**SOURCE RECORDS:**
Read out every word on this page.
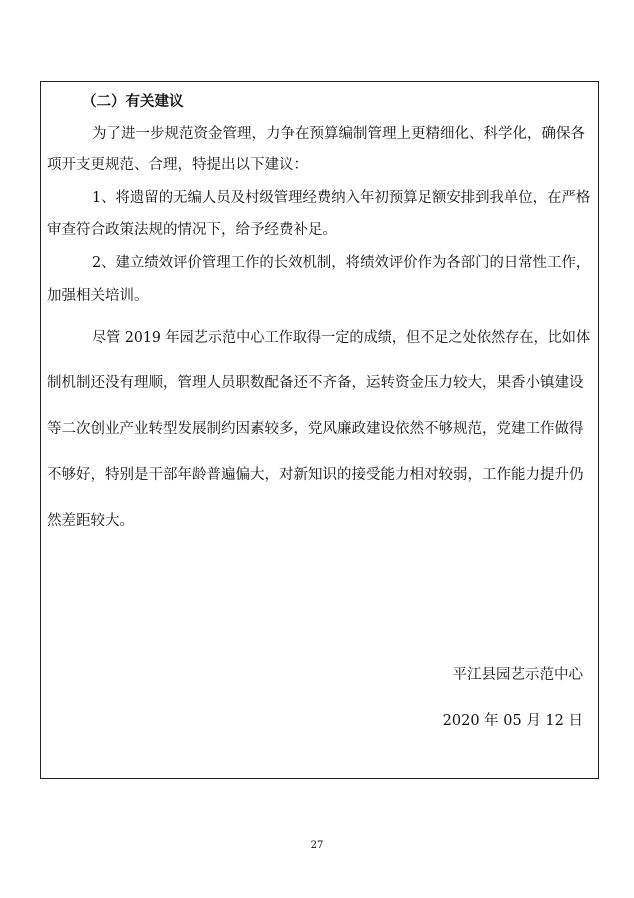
（二）有关建议
为了进一步规范资金管理，力争在预算编制管理上更精细化、科学化，确保各
项开支更规范、合理，特提出以下建议：
1、将遗留的无编人员及村级管理经费纳入年初预算足额安排到我单位，在严格
审查符合政策法规的情况下，给予经费补足。
2、建立绩效评价管理工作的长效机制，将绩效评价作为各部门的日常性工作，
加强相关培训。
尽管 2019 年园艺示范中心工作取得一定的成绩，但不足之处依然存在，比如体
制机制还没有理顺，管理人员职数配备还不齐备，运转资金压力较大，果香小镇建设
等二次创业产业转型发展制约因素较多，党风廉政建设依然不够规范，党建工作做得
不够好，特别是干部年龄普遍偏大，对新知识的接受能力相对较弱，工作能力提升仍
然差距较大。
平江县园艺示范中心
2020 年 05 月 12 日
27
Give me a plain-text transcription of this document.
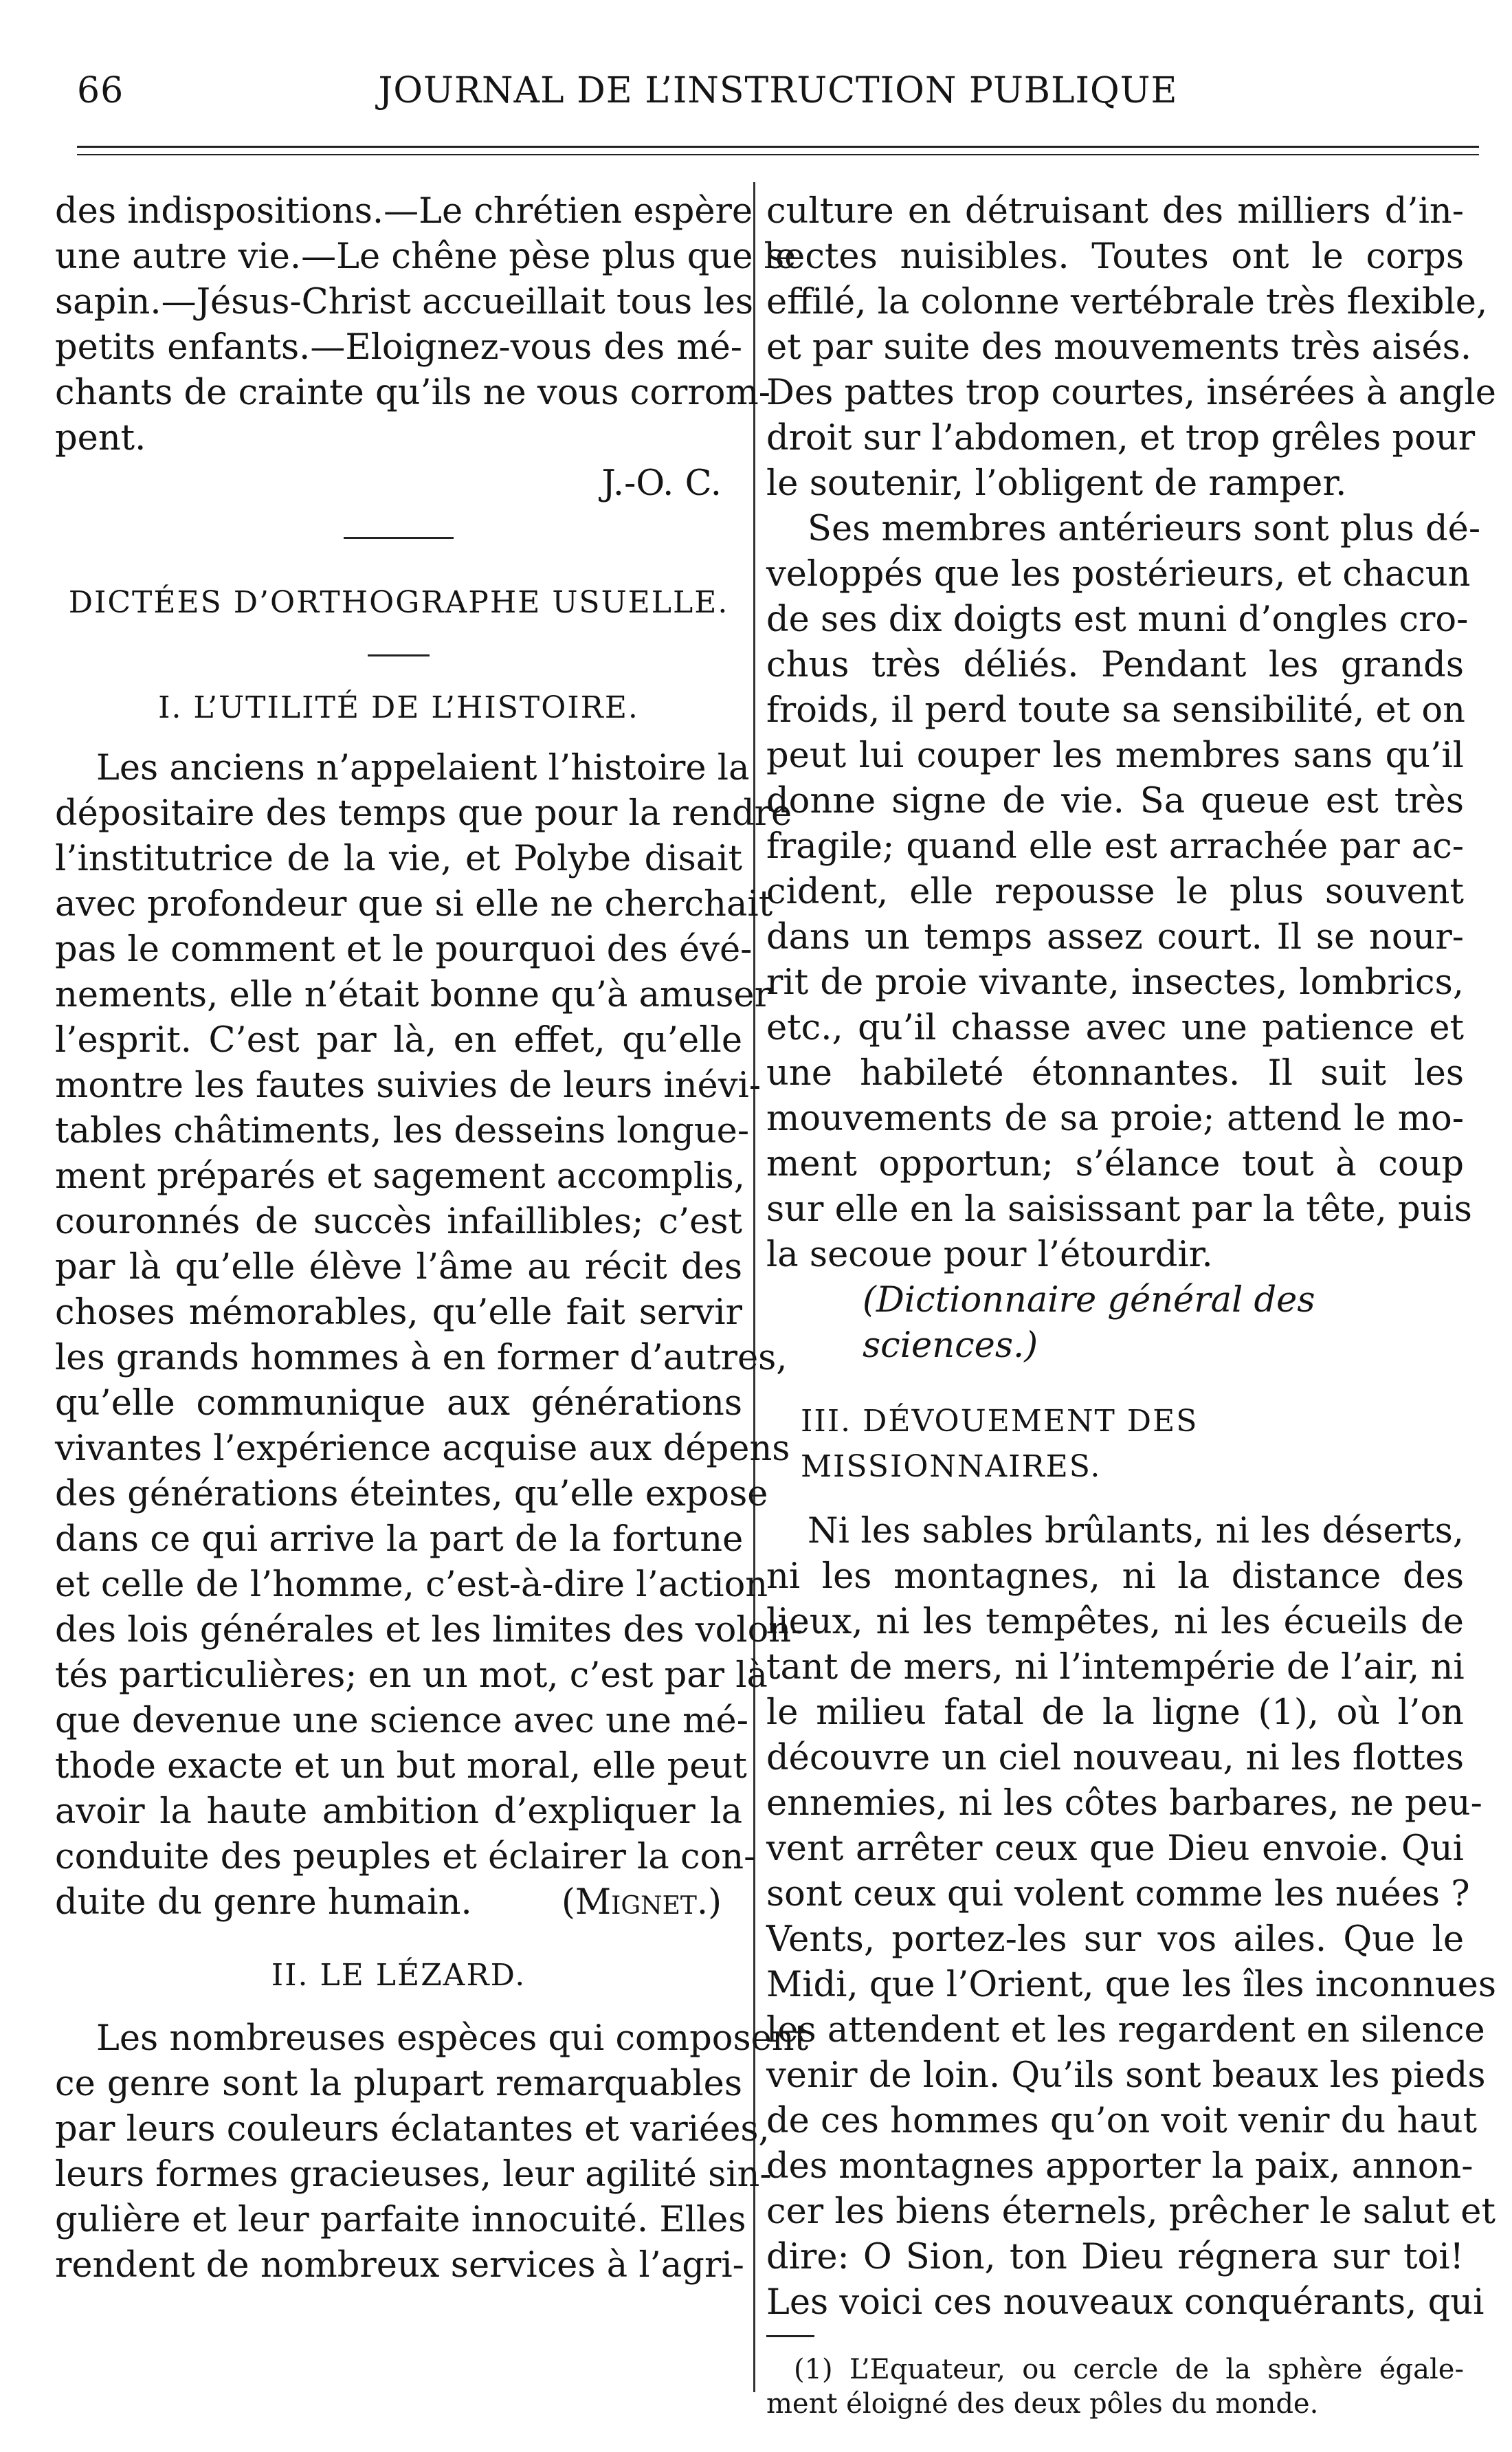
66	JOURNAL DE L’INSTRUCTION PUBLIQUE
des indispositions.—Le chrétien espère
une autre vie.—Le chêne pèse plus que le
sapin.—Jésus-Christ accueillait tous les
petits enfants.—Eloignez-vous des mé-
chants de crainte qu’ils ne vous corrom-
pent.
J.-O. C.
DICTÉES D’ORTHOGRAPHE USUELLE.
I. L’UTILITÉ DE L’HISTOIRE.
Les anciens n’appelaient l’histoire la
dépositaire des temps que pour la rendre
l’institutrice de la vie, et Polybe disait
avec profondeur que si elle ne cherchait
pas le comment et le pourquoi des évé-
nements, elle n’était bonne qu’à amuser
l’esprit. C’est par là, en effet, qu’elle
montre les fautes suivies de leurs inévi-
tables châtiments, les desseins longue-
ment préparés et sagement accomplis,
couronnés de succès infaillibles; c’est
par là qu’elle élève l’âme au récit des
choses mémorables, qu’elle fait servir
les grands hommes à en former d’autres,
qu’elle communique aux générations
vivantes l’expérience acquise aux dépens
des générations éteintes, qu’elle expose
dans ce qui arrive la part de la fortune
et celle de l’homme, c’est-à-dire l’action
des lois générales et les limites des volon-
tés particulières; en un mot, c’est par là
que devenue une science avec une mé-
thode exacte et un but moral, elle peut
avoir la haute ambition d’expliquer la
conduite des peuples et éclairer la con-
duite du genre humain.	(Mignet.)
II. LE LÉZARD.
Les nombreuses espèces qui composent
ce genre sont la plupart remarquables
par leurs couleurs éclatantes et variées,
leurs formes gracieuses, leur agilité sin-
gulière et leur parfaite innocuité. Elles
rendent de nombreux services à l’agri-
culture en détruisant des milliers d’in-
sectes nuisibles. Toutes ont le corps
effilé, la colonne vertébrale très flexible,
et par suite des mouvements très aisés.
Des pattes trop courtes, insérées à angle
droit sur l’abdomen, et trop grêles pour
le soutenir, l’obligent de ramper.
Ses membres antérieurs sont plus dé-
veloppés que les postérieurs, et chacun
de ses dix doigts est muni d’ongles cro-
chus très déliés. Pendant les grands
froids, il perd toute sa sensibilité, et on
peut lui couper les membres sans qu’il
donne signe de vie. Sa queue est très
fragile; quand elle est arrachée par ac-
cident, elle repousse le plus souvent
dans un temps assez court. Il se nour-
rit de proie vivante, insectes, lombrics,
etc., qu’il chasse avec une patience et
une habileté étonnantes. Il suit les
mouvements de sa proie; attend le mo-
ment opportun; s’élance tout à coup
sur elle en la saisissant par la tête, puis
la secoue pour l’étourdir.
(Dictionnaire général des sciences.)
III. DÉVOUEMENT DES MISSIONNAIRES.
Ni les sables brûlants, ni les déserts,
ni les montagnes, ni la distance des
lieux, ni les tempêtes, ni les écueils de
tant de mers, ni l’intempérie de l’air, ni
le milieu fatal de la ligne (1), où l’on
découvre un ciel nouveau, ni les flottes
ennemies, ni les côtes barbares, ne peu-
vent arrêter ceux que Dieu envoie. Qui
sont ceux qui volent comme les nuées ?
Vents, portez-les sur vos ailes. Que le
Midi, que l’Orient, que les îles inconnues
les attendent et les regardent en silence
venir de loin. Qu’ils sont beaux les pieds
de ces hommes qu’on voit venir du haut
des montagnes apporter la paix, annon-
cer les biens éternels, prêcher le salut et
dire: O Sion, ton Dieu régnera sur toi!
Les voici ces nouveaux conquérants, qui
(1) L’Equateur, ou cercle de la sphère égale-
ment éloigné des deux pôles du monde.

**SET EXERCISE:** Copy every entry word for word, but omit the pictures.

**FULL OUTPUT:**
Read out every word on this page.
（二）有关建议
为了进一步规范资金管理，力争在预算编制管理上更精细化、科学化，确保各
项开支更规范、合理，特提出以下建议：
1、将遗留的无编人员及村级管理经费纳入年初预算足额安排到我单位，在严格
审查符合政策法规的情况下，给予经费补足。
2、建立绩效评价管理工作的长效机制，将绩效评价作为各部门的日常性工作，
加强相关培训。
尽管 2019 年园艺示范中心工作取得一定的成绩，但不足之处依然存在，比如体
制机制还没有理顺，管理人员职数配备还不齐备，运转资金压力较大，果香小镇建设
等二次创业产业转型发展制约因素较多，党风廉政建设依然不够规范，党建工作做得
不够好，特别是干部年龄普遍偏大，对新知识的接受能力相对较弱，工作能力提升仍
然差距较大。
平江县园艺示范中心
2020 年 05 月 12 日
27
Give me a plain-text transcription of this document.
66	JOURNAL DE L’INSTRUCTION PUBLIQUE
des indispositions.—Le chrétien espère
une autre vie.—Le chêne pèse plus que le
sapin.—Jésus-Christ accueillait tous les
petits enfants.—Eloignez-vous des mé-
chants de crainte qu’ils ne vous corrom-
pent.
J.-O. C.
DICTÉES D’ORTHOGRAPHE USUELLE.
I. L’UTILITÉ DE L’HISTOIRE.
Les anciens n’appelaient l’histoire la
dépositaire des temps que pour la rendre
l’institutrice de la vie, et Polybe disait
avec profondeur que si elle ne cherchait
pas le comment et le pourquoi des évé-
nements, elle n’était bonne qu’à amuser
l’esprit. C’est par là, en effet, qu’elle
montre les fautes suivies de leurs inévi-
tables châtiments, les desseins longue-
ment préparés et sagement accomplis,
couronnés de succès infaillibles; c’est
par là qu’elle élève l’âme au récit des
choses mémorables, qu’elle fait servir
les grands hommes à en former d’autres,
qu’elle communique aux générations
vivantes l’expérience acquise aux dépens
des générations éteintes, qu’elle expose
dans ce qui arrive la part de la fortune
et celle de l’homme, c’est-à-dire l’action
des lois générales et les limites des volon-
tés particulières; en un mot, c’est par là
que devenue une science avec une mé-
thode exacte et un but moral, elle peut
avoir la haute ambition d’expliquer la
conduite des peuples et éclairer la con-
duite du genre humain.	(Mignet.)
II. LE LÉZARD.
Les nombreuses espèces qui composent
ce genre sont la plupart remarquables
par leurs couleurs éclatantes et variées,
leurs formes gracieuses, leur agilité sin-
gulière et leur parfaite innocuité. Elles
rendent de nombreux services à l’agri-
culture en détruisant des milliers d’in-
sectes nuisibles. Toutes ont le corps
effilé, la colonne vertébrale très flexible,
et par suite des mouvements très aisés.
Des pattes trop courtes, insérées à angle
droit sur l’abdomen, et trop grêles pour
le soutenir, l’obligent de ramper.
Ses membres antérieurs sont plus dé-
veloppés que les postérieurs, et chacun
de ses dix doigts est muni d’ongles cro-
chus très déliés. Pendant les grands
froids, il perd toute sa sensibilité, et on
peut lui couper les membres sans qu’il
donne signe de vie. Sa queue est très
fragile; quand elle est arrachée par ac-
cident, elle repousse le plus souvent
dans un temps assez court. Il se nour-
rit de proie vivante, insectes, lombrics,
etc., qu’il chasse avec une patience et
une habileté étonnantes. Il suit les
mouvements de sa proie; attend le mo-
ment opportun; s’élance tout à coup
sur elle en la saisissant par la tête, puis
la secoue pour l’étourdir.
(Dictionnaire général des sciences.)
III. DÉVOUEMENT DES MISSIONNAIRES.
Ni les sables brûlants, ni les déserts,
ni les montagnes, ni la distance des
lieux, ni les tempêtes, ni les écueils de
tant de mers, ni l’intempérie de l’air, ni
le milieu fatal de la ligne (1), où l’on
découvre un ciel nouveau, ni les flottes
ennemies, ni les côtes barbares, ne peu-
vent arrêter ceux que Dieu envoie. Qui
sont ceux qui volent comme les nuées ?
Vents, portez-les sur vos ailes. Que le
Midi, que l’Orient, que les îles inconnues
les attendent et les regardent en silence
venir de loin. Qu’ils sont beaux les pieds
de ces hommes qu’on voit venir du haut
des montagnes apporter la paix, annon-
cer les biens éternels, prêcher le salut et
dire: O Sion, ton Dieu régnera sur toi!
Les voici ces nouveaux conquérants, qui
(1) L’Equateur, ou cercle de la sphère égale-
ment éloigné des deux pôles du monde.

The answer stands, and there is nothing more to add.